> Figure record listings
▽
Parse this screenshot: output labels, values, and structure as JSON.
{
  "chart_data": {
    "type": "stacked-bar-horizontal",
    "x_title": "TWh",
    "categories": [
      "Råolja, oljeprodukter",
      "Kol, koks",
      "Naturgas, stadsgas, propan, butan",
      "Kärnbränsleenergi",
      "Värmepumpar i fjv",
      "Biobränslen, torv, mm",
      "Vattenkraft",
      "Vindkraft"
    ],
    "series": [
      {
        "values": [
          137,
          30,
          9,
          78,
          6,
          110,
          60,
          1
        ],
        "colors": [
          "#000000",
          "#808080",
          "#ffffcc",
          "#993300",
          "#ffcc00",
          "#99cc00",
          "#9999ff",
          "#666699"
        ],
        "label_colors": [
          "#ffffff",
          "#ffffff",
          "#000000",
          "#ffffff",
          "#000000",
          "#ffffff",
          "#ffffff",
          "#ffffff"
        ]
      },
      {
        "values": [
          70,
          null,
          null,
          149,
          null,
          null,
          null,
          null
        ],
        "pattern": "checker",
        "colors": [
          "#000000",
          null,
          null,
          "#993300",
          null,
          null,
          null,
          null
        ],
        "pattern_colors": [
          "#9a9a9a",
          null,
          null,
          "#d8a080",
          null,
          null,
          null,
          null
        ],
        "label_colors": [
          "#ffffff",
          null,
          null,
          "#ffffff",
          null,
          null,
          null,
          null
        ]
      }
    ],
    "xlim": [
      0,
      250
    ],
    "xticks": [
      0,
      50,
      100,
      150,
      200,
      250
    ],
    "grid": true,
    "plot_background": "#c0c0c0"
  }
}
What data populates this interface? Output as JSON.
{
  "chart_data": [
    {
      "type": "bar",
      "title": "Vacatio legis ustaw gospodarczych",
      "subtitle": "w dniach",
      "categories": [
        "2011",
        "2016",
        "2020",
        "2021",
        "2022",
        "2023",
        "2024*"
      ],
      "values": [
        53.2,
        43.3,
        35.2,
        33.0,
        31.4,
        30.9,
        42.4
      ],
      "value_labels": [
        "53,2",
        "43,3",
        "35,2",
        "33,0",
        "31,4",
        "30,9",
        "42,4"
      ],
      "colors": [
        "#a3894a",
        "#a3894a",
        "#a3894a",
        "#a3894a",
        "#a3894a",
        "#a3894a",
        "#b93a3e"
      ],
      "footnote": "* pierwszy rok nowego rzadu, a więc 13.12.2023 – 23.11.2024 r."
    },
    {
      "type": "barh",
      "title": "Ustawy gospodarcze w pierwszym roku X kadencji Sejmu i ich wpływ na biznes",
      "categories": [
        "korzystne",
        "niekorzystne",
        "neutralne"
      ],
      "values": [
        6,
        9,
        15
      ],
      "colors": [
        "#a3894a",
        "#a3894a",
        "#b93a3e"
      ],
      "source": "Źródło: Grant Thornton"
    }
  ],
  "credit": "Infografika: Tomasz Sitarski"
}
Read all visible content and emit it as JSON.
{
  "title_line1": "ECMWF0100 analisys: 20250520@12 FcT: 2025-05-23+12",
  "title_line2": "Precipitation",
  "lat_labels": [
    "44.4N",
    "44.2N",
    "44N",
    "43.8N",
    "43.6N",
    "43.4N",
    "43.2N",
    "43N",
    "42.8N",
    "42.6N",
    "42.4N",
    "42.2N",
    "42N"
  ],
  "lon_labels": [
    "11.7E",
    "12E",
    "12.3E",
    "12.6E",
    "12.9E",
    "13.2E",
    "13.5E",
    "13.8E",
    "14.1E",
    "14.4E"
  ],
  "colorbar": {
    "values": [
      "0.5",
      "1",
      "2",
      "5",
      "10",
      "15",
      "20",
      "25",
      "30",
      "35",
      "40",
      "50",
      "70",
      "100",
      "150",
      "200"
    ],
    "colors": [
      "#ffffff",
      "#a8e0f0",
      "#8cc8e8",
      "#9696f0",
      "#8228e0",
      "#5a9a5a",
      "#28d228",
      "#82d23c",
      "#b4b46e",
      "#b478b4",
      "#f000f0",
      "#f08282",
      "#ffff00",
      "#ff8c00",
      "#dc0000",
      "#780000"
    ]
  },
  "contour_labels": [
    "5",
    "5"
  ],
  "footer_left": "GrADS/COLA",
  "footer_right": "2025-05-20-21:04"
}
△
> WRITTEN REQUEST
Return from the data every line that holds "this".

> FULL OUTPUT
Parse this screenshot: output labels, values, and structure as JSON.
What data populates this interface? Output as JSON.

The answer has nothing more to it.